Dataset entries on figures:

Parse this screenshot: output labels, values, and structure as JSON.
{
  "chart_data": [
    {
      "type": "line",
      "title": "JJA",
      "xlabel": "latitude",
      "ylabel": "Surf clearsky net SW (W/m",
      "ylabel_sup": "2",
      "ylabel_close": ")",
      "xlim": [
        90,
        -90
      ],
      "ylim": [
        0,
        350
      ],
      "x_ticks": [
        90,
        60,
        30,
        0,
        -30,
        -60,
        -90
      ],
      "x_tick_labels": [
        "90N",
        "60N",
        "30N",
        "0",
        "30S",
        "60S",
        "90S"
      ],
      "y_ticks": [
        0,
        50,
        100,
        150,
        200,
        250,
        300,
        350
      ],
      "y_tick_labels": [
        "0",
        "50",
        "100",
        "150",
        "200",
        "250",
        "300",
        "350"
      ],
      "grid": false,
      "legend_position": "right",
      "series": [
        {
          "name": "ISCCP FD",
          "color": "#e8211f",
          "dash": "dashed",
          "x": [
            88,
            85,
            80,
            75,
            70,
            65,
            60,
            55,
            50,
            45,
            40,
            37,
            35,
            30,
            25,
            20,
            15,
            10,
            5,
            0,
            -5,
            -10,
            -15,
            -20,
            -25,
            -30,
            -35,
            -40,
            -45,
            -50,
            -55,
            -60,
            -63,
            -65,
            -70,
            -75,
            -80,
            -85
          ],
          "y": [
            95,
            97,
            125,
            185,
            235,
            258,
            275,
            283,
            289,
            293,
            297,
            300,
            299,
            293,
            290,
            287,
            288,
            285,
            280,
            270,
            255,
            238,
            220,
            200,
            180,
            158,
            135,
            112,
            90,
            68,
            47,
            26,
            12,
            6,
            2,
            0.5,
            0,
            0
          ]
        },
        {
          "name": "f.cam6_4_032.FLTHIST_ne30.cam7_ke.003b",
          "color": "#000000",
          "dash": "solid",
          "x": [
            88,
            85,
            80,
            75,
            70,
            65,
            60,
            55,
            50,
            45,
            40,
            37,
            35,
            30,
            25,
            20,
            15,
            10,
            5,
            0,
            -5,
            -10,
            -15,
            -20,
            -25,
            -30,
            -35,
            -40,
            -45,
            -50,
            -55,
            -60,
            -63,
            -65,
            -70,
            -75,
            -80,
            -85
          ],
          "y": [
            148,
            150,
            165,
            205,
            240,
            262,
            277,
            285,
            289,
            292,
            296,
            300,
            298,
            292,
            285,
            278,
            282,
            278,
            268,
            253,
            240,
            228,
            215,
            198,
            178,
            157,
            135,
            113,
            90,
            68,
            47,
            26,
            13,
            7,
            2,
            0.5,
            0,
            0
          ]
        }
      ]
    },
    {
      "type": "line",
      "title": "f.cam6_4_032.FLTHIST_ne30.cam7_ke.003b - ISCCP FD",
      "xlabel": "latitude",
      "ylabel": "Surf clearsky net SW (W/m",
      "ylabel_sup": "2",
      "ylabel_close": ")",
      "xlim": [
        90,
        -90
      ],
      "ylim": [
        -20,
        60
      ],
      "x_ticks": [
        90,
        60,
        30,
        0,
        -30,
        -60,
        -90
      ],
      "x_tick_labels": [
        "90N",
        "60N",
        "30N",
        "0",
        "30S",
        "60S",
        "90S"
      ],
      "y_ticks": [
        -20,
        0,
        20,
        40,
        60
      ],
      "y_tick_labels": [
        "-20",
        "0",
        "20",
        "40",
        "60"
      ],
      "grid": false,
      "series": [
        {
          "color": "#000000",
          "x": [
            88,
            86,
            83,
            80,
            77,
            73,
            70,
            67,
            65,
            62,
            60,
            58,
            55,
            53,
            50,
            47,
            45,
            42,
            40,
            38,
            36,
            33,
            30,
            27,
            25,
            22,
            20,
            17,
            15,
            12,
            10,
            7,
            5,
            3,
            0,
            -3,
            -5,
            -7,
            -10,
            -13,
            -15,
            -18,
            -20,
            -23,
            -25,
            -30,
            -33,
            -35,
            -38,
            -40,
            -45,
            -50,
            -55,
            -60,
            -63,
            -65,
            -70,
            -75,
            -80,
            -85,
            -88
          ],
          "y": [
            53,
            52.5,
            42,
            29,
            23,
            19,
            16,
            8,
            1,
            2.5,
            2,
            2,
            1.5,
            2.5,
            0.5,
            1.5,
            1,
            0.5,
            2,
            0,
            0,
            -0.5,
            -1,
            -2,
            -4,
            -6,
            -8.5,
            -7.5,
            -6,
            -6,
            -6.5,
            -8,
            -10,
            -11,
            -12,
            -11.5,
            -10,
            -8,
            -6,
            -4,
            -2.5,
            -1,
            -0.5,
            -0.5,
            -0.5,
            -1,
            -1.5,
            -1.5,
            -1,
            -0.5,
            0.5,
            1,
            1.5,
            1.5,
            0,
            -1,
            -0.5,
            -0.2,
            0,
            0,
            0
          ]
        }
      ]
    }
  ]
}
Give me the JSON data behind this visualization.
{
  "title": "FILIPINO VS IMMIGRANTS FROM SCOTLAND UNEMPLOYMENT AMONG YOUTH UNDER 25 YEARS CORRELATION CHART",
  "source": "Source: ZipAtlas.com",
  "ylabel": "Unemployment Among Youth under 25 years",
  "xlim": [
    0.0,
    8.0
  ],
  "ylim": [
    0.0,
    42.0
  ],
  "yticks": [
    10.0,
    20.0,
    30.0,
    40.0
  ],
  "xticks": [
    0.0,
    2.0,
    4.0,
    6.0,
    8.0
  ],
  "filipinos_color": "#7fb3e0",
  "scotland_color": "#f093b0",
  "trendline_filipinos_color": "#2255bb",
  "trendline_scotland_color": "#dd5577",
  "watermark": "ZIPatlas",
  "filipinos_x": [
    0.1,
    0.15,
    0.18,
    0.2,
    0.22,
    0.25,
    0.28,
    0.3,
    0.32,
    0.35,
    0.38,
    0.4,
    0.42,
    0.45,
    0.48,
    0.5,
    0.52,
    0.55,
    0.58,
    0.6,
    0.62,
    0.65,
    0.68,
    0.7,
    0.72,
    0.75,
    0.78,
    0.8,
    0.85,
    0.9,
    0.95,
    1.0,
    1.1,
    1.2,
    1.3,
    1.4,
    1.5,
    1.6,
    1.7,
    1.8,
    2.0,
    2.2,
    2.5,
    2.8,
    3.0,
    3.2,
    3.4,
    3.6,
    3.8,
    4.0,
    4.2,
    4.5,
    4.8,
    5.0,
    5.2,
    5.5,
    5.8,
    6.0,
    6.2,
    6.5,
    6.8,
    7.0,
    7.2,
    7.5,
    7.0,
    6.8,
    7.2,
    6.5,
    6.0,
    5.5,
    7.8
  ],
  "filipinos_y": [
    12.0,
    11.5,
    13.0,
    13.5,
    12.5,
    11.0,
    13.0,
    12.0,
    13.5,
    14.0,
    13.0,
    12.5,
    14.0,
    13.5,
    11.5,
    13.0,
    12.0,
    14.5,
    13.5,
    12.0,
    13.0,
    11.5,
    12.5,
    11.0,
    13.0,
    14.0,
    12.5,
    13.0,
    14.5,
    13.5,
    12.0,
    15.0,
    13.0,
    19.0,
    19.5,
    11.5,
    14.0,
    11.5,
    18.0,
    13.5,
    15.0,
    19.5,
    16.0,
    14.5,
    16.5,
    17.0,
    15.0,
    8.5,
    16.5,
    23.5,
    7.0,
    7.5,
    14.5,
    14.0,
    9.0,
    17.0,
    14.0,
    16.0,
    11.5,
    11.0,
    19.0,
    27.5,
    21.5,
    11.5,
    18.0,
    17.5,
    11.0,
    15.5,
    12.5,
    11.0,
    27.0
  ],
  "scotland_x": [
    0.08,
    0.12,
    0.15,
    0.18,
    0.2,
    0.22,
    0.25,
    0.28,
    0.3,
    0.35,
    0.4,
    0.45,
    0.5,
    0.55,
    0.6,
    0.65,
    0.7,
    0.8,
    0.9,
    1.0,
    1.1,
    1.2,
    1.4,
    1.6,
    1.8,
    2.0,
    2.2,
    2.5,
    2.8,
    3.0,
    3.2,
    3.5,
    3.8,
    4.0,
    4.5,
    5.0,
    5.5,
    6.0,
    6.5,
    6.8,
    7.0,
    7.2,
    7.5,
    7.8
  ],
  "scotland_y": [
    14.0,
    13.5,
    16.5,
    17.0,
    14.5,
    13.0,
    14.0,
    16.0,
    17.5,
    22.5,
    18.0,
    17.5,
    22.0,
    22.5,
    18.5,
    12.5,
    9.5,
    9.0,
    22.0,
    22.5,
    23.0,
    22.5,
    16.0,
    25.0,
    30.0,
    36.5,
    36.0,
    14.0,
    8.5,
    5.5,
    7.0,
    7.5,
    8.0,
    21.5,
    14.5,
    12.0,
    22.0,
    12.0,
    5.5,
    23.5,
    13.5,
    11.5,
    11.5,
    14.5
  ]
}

What to do: Gather up every line in the data above that contains the word "ISCCP", copying each one.

Written solution:
          "name": "ISCCP FD",
      "title": "f.cam6_4_032.FLTHIST_ne30.cam7_ke.003b - ISCCP FD",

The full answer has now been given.